▸ **Exercise goal**
State the number of lines that include the string "pour", and write nothing else.

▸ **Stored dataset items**
******
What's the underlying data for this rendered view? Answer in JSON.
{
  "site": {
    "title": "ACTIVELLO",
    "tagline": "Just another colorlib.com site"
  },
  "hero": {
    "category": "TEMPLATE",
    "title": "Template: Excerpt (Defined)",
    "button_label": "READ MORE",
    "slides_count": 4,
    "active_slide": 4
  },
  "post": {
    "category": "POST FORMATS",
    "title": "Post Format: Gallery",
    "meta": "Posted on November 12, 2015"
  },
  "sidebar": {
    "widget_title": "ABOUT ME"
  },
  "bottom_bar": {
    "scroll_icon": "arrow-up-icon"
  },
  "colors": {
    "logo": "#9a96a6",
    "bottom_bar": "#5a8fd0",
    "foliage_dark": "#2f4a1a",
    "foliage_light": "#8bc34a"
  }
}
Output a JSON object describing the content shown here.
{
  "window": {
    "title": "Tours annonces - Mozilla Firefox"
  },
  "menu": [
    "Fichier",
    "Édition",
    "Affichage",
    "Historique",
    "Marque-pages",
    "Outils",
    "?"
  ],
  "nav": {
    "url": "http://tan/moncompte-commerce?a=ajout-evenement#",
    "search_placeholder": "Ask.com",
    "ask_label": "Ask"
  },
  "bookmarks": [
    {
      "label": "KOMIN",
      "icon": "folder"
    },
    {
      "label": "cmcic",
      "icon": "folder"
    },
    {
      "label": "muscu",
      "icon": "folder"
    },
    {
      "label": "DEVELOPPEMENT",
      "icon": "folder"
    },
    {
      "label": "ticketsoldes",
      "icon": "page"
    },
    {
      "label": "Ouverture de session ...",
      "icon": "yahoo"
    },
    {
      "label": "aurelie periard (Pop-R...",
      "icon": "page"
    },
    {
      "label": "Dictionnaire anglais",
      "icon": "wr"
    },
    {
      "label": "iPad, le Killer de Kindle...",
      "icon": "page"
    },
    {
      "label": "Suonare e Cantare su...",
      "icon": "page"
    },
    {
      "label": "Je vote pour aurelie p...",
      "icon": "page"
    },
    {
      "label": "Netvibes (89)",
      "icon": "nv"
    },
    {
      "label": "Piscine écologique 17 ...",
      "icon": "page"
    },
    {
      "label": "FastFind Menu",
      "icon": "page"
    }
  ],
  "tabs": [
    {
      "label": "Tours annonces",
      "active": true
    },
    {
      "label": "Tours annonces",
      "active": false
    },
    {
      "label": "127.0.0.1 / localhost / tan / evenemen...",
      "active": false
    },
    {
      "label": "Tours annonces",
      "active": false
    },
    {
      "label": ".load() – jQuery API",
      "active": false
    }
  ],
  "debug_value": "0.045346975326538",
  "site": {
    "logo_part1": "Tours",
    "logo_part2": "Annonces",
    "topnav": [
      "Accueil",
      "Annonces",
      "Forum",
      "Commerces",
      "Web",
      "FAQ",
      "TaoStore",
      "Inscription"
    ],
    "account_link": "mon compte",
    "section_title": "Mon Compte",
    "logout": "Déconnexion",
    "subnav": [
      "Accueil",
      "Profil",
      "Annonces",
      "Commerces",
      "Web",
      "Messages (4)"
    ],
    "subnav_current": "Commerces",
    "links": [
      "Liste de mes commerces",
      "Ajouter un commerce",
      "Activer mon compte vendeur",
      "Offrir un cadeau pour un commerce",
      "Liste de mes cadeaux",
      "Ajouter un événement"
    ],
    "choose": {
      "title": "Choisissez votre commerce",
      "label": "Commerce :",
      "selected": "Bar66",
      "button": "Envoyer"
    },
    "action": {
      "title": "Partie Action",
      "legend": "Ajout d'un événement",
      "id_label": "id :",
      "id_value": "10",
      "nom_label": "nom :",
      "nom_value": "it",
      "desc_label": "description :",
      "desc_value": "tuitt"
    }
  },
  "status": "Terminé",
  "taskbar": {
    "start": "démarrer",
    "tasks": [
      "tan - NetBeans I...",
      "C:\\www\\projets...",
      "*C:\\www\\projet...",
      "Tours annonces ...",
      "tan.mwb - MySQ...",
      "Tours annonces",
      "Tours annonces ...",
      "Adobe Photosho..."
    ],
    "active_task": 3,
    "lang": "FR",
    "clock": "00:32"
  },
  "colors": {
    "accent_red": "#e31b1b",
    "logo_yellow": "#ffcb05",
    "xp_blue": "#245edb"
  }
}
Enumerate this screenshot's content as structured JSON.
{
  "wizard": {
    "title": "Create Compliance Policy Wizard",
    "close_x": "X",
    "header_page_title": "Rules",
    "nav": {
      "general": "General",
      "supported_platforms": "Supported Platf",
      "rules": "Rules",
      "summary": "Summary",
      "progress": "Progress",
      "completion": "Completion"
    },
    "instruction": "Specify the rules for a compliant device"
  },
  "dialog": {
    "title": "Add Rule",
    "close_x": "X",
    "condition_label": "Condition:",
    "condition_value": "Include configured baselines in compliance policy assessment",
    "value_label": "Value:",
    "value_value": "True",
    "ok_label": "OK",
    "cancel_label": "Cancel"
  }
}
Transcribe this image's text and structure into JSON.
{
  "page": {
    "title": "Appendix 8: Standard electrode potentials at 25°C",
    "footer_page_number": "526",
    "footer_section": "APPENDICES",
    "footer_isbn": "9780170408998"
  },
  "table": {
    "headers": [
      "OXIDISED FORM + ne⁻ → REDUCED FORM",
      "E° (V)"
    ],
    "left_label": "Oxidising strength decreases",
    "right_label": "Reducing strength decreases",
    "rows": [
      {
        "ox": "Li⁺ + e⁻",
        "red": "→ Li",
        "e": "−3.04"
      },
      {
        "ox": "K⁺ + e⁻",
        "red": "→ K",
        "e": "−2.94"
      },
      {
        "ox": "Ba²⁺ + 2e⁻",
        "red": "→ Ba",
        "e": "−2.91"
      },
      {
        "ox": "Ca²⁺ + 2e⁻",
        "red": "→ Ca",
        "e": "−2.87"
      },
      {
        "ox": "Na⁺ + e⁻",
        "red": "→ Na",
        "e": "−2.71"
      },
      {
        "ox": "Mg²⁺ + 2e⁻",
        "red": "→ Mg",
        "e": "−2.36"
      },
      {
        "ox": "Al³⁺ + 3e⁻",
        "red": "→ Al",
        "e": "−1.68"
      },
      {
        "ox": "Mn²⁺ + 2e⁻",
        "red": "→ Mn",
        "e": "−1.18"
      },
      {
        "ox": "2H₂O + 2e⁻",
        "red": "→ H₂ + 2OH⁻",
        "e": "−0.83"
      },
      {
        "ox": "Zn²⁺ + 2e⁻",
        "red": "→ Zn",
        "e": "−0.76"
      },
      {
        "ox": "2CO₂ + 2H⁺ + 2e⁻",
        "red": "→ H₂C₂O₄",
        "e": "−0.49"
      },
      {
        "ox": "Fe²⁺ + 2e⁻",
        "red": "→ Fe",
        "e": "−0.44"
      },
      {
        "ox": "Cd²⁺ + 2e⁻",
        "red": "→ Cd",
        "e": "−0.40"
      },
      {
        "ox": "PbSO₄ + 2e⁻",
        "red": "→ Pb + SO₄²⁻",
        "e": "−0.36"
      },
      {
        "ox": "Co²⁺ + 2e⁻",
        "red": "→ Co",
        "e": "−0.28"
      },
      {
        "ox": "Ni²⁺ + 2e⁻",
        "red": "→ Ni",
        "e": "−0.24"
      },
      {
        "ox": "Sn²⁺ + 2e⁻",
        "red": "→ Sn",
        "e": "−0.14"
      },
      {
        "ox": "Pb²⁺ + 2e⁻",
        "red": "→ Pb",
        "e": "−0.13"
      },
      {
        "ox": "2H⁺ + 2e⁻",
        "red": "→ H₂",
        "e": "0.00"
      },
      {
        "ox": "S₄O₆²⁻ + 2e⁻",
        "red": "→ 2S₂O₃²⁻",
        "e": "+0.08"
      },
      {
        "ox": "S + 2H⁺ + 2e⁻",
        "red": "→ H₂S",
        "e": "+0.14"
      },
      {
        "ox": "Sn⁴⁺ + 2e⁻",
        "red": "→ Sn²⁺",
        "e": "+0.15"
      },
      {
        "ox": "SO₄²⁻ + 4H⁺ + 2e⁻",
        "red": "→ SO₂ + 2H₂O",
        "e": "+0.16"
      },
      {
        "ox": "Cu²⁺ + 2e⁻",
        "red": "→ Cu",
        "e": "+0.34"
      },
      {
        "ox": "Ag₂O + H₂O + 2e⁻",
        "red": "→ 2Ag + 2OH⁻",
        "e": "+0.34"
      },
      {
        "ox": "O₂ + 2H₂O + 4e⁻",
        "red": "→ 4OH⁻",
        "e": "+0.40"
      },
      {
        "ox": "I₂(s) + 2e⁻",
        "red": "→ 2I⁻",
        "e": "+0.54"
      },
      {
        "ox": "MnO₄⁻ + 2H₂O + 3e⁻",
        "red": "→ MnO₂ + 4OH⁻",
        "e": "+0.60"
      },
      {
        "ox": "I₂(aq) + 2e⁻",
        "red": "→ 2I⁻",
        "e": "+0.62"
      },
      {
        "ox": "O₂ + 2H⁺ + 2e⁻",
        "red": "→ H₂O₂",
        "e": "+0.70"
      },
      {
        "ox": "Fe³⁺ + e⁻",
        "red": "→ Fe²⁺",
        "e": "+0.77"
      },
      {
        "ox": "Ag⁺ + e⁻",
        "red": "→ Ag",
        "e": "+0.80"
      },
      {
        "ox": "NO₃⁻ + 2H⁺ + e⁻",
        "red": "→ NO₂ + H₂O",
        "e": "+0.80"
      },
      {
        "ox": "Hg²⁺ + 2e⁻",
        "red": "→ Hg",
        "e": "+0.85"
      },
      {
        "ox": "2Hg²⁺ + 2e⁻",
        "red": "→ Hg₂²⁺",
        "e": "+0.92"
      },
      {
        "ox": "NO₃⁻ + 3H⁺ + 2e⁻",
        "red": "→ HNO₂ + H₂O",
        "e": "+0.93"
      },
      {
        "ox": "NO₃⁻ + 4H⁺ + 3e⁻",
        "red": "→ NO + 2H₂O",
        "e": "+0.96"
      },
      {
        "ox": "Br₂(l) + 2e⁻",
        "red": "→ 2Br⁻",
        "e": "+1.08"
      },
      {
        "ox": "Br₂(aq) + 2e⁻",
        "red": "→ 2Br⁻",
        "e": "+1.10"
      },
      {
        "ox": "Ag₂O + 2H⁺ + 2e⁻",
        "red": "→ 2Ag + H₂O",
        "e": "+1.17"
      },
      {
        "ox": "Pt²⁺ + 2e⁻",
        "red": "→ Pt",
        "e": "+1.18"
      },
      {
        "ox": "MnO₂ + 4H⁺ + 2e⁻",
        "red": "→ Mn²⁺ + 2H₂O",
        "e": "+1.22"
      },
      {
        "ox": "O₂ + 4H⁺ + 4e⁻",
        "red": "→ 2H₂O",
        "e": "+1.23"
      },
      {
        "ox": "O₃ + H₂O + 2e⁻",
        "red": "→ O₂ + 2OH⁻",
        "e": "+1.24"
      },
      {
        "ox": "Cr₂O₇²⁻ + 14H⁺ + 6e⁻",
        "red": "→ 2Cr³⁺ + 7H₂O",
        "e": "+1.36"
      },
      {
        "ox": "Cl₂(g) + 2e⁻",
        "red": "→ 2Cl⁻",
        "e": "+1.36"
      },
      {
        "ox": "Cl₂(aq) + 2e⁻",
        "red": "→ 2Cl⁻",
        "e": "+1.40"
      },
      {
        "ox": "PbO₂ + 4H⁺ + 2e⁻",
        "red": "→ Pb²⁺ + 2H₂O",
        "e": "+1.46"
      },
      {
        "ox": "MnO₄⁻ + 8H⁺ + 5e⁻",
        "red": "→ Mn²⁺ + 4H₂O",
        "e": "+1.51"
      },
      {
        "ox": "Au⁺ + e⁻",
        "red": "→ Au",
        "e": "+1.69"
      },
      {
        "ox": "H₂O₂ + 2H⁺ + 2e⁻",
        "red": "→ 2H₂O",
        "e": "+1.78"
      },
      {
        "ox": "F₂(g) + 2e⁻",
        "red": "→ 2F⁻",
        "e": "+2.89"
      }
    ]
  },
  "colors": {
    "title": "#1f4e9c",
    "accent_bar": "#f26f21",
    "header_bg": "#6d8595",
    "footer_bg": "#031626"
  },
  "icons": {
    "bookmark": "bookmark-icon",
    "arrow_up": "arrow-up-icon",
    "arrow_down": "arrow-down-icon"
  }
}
******
▸ **Exercise solution**
2